• _Challenge_:
From the data that follows, copy every line holding the string "January".

##### Material supplied

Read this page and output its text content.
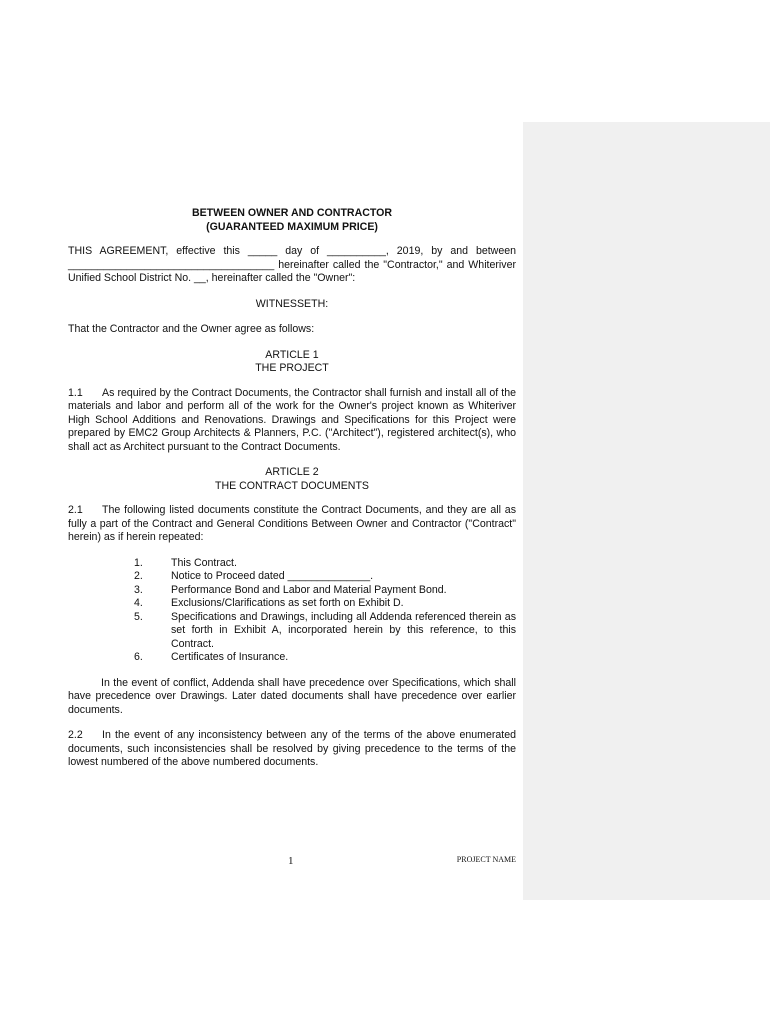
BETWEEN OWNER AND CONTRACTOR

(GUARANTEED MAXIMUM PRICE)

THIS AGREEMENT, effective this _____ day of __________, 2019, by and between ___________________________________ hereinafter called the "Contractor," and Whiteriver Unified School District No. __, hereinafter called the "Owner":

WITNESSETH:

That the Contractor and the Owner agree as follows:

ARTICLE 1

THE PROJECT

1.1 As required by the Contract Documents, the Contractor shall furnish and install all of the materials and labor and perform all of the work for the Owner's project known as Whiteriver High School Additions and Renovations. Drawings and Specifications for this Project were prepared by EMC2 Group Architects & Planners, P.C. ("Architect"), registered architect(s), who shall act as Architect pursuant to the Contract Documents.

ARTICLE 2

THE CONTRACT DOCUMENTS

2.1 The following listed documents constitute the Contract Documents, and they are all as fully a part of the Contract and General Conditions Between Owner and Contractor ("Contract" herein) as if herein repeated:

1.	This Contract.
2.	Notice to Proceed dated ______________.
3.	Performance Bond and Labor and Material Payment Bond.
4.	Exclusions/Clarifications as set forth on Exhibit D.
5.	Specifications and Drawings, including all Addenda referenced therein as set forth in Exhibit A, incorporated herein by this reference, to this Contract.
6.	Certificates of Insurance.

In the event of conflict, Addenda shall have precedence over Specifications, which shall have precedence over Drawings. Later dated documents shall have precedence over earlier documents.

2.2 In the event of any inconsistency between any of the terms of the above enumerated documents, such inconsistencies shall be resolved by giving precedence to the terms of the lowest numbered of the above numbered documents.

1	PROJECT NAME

##########
##### Material supplied

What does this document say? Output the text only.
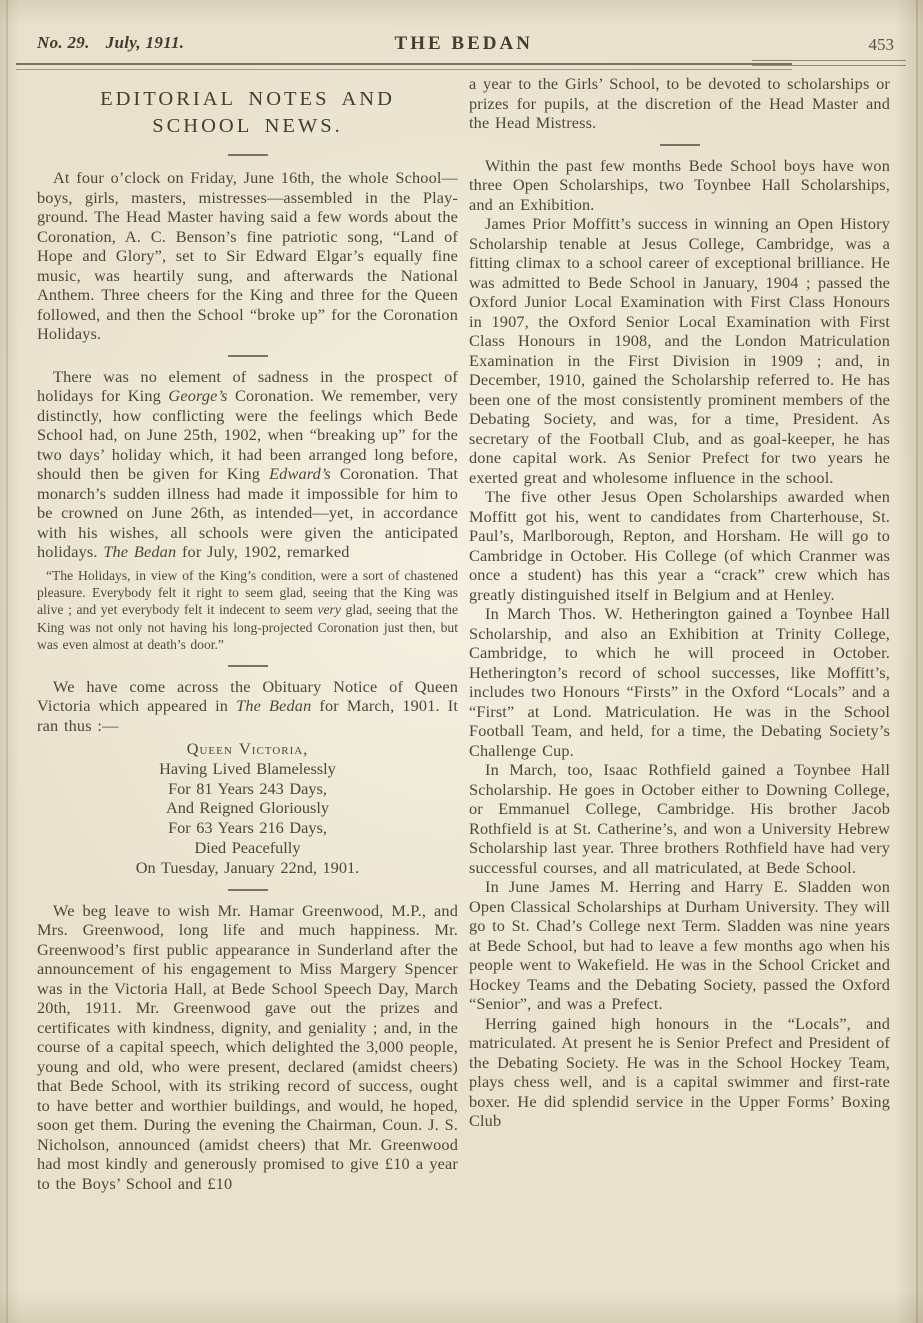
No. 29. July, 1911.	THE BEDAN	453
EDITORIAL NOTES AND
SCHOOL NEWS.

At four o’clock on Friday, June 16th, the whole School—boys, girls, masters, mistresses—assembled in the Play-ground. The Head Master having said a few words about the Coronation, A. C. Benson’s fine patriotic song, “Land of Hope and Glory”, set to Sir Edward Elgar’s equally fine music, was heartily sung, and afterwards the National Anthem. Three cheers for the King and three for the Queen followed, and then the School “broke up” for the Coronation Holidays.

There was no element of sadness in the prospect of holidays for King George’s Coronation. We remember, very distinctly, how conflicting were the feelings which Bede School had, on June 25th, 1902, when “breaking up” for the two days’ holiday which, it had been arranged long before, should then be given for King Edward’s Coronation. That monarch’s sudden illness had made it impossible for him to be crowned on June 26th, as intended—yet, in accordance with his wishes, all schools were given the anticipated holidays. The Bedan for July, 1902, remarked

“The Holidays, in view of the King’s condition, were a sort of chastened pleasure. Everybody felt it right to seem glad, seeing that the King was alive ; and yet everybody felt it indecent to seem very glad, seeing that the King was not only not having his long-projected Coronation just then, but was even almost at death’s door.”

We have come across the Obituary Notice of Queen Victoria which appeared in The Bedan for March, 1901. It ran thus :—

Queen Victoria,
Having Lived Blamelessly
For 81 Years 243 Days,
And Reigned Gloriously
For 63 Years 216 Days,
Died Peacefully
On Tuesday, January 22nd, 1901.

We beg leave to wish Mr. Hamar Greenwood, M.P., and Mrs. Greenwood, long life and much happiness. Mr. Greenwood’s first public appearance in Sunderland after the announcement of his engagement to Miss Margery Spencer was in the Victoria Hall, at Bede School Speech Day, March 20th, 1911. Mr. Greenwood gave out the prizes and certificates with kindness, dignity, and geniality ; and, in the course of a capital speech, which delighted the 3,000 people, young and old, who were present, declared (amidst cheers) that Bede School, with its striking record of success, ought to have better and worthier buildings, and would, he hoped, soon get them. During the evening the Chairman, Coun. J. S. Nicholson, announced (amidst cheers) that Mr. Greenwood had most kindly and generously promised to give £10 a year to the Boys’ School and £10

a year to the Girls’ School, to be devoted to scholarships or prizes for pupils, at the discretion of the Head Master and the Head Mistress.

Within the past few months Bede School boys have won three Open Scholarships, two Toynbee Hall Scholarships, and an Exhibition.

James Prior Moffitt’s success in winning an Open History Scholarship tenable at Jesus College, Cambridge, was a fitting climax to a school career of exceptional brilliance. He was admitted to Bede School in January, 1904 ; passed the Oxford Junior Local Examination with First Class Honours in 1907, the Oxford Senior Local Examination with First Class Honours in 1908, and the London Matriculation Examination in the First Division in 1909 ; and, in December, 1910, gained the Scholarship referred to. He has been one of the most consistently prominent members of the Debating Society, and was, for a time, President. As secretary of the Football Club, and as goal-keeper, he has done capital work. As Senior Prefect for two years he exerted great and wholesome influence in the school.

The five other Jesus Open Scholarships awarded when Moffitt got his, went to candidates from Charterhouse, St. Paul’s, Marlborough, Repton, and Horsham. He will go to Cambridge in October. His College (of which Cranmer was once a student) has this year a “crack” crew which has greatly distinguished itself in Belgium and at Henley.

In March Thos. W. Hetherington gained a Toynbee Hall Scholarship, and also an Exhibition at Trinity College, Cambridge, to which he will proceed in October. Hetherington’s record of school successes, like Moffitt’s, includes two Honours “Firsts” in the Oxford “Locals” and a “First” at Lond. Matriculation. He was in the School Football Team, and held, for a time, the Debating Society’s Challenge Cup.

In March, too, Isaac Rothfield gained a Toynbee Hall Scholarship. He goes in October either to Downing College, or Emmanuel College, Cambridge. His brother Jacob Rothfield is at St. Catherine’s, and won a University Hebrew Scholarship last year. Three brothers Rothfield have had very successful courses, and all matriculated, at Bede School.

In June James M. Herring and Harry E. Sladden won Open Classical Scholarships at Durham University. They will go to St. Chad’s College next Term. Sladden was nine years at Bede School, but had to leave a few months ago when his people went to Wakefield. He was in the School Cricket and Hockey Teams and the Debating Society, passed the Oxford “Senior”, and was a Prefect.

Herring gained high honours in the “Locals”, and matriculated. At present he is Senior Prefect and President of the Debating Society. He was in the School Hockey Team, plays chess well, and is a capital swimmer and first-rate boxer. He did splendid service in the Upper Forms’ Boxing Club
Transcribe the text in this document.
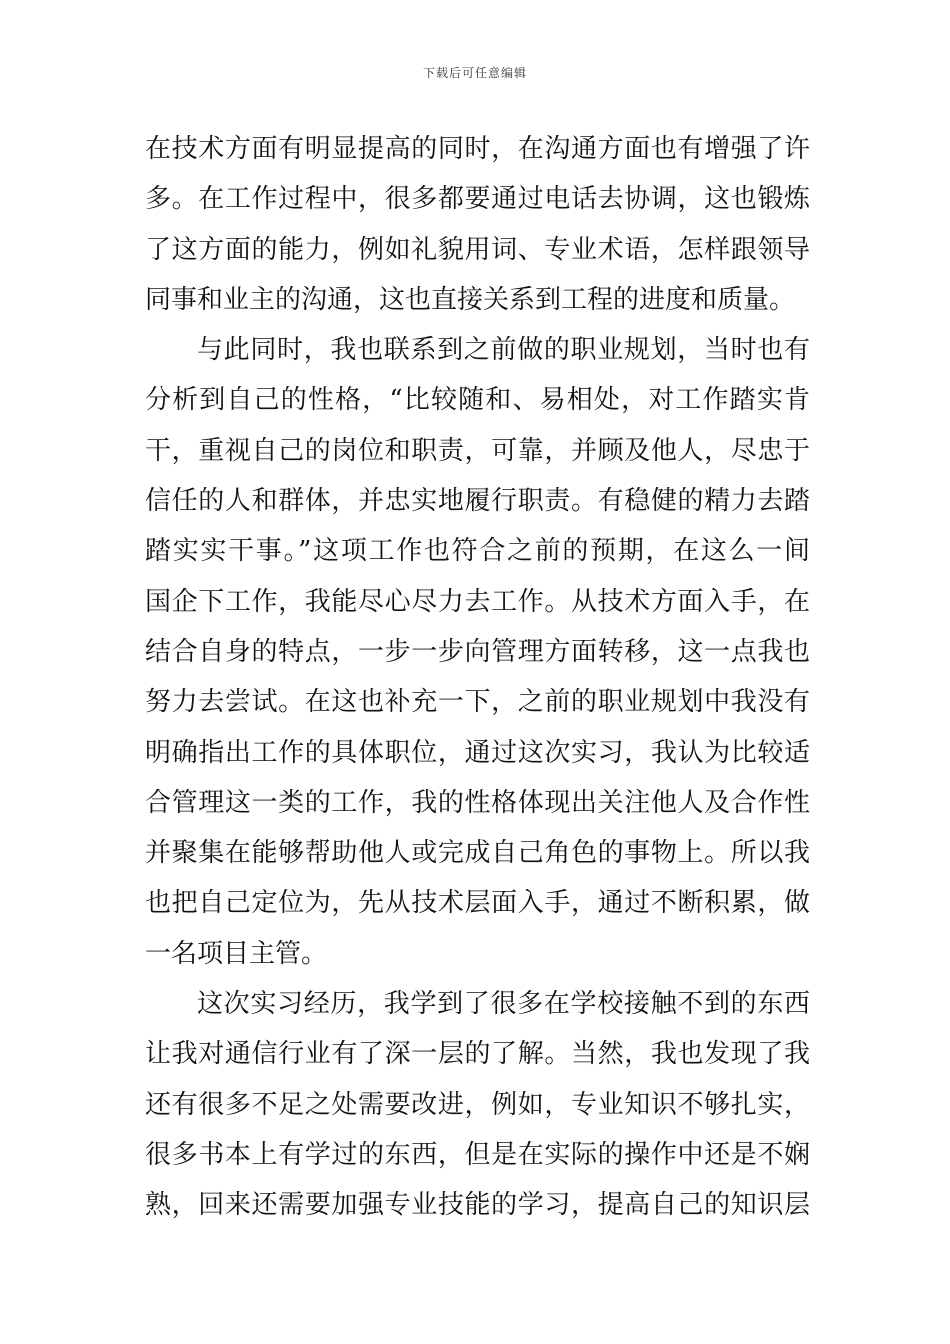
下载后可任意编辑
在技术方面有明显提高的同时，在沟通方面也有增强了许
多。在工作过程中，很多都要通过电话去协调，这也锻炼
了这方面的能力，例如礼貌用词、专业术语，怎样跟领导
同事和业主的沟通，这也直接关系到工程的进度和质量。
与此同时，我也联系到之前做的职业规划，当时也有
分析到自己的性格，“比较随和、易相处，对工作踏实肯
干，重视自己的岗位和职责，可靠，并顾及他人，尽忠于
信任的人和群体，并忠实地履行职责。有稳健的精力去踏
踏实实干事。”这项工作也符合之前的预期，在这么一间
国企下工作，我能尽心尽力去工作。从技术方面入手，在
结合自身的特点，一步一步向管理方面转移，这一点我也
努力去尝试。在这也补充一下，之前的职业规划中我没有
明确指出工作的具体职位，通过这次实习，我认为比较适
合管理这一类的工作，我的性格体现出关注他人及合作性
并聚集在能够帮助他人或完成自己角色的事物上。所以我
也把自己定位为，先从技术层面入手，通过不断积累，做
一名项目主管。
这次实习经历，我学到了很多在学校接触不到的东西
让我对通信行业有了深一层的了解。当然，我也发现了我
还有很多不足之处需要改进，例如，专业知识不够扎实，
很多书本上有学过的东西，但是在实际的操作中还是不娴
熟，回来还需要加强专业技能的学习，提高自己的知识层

##########

• _Result of this exercise_:
On Tuesday, January 22nd, 1901.
James Prior Moffitt’s success in winning an Open History Scholarship tenable at Jesus College, Cambridge, was a fitting climax to a school career of exceptional brilliance. He was admitted to Bede School in January, 1904 ; passed the Oxford Junior Local Examination with First Class Honours in 1907, the Oxford Senior Local Examination with First Class Honours in 1908, and the London Matriculation Examination in the First Division in 1909 ; and, in December, 1910, gained the Scholarship referred to. He has been one of the most consistently prominent members of the Debating Society, and was, for a time, President. As secretary of the Football Club, and as goal-keeper, he has done capital work. As Senior Prefect for two years he exerted great and wholesome influence in the school.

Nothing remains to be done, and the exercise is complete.